- _Problem to work on_
Read the records below and copy each line that contains "September".

***

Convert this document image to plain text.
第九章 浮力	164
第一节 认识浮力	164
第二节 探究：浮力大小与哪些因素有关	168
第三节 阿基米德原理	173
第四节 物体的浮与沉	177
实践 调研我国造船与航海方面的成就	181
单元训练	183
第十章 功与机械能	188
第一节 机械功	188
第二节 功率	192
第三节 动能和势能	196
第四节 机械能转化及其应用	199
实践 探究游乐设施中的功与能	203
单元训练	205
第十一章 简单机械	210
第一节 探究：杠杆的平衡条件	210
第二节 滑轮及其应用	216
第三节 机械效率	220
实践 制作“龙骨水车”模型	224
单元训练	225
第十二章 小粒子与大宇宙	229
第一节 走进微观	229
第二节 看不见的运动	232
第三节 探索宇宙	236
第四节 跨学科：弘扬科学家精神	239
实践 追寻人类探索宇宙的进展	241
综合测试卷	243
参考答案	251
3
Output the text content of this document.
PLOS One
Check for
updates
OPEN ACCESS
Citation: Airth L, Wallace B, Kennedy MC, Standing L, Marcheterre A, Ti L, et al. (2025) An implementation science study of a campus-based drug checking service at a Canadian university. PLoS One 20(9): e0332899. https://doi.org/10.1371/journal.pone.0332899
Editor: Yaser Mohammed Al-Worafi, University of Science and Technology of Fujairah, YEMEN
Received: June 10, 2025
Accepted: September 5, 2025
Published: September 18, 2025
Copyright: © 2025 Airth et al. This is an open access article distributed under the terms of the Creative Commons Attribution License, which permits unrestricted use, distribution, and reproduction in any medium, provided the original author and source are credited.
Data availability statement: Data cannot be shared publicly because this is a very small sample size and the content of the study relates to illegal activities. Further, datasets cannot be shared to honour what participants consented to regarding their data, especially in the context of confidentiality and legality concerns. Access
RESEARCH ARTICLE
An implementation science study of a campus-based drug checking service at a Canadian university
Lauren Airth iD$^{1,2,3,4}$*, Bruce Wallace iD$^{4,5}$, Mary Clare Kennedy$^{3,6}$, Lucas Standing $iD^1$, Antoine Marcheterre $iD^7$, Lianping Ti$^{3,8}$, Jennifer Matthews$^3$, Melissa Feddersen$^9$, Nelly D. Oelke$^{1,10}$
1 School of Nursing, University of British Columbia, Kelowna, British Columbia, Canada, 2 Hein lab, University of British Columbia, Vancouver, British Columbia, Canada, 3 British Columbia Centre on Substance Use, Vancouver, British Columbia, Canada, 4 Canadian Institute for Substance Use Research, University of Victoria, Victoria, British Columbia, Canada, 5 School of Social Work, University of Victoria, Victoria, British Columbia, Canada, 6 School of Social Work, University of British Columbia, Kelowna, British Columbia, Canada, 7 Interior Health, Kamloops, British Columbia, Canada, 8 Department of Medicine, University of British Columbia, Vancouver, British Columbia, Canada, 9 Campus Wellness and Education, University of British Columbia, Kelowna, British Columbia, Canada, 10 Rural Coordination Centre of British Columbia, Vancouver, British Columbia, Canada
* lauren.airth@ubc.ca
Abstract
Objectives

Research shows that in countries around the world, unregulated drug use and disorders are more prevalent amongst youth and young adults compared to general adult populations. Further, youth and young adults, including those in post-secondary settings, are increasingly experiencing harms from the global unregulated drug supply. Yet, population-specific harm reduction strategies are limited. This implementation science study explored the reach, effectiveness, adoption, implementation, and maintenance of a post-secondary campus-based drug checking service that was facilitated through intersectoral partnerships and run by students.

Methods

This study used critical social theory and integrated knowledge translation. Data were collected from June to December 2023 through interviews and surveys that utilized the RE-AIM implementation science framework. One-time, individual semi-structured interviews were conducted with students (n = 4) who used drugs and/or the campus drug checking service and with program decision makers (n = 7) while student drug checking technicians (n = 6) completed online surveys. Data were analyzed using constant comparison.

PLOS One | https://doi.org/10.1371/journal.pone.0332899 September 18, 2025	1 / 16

***

- _Task response_
Accepted: September 5, 2025
Published: September 18, 2025
PLOS One | https://doi.org/10.1371/journal.pone.0332899 September 18, 2025	1 / 16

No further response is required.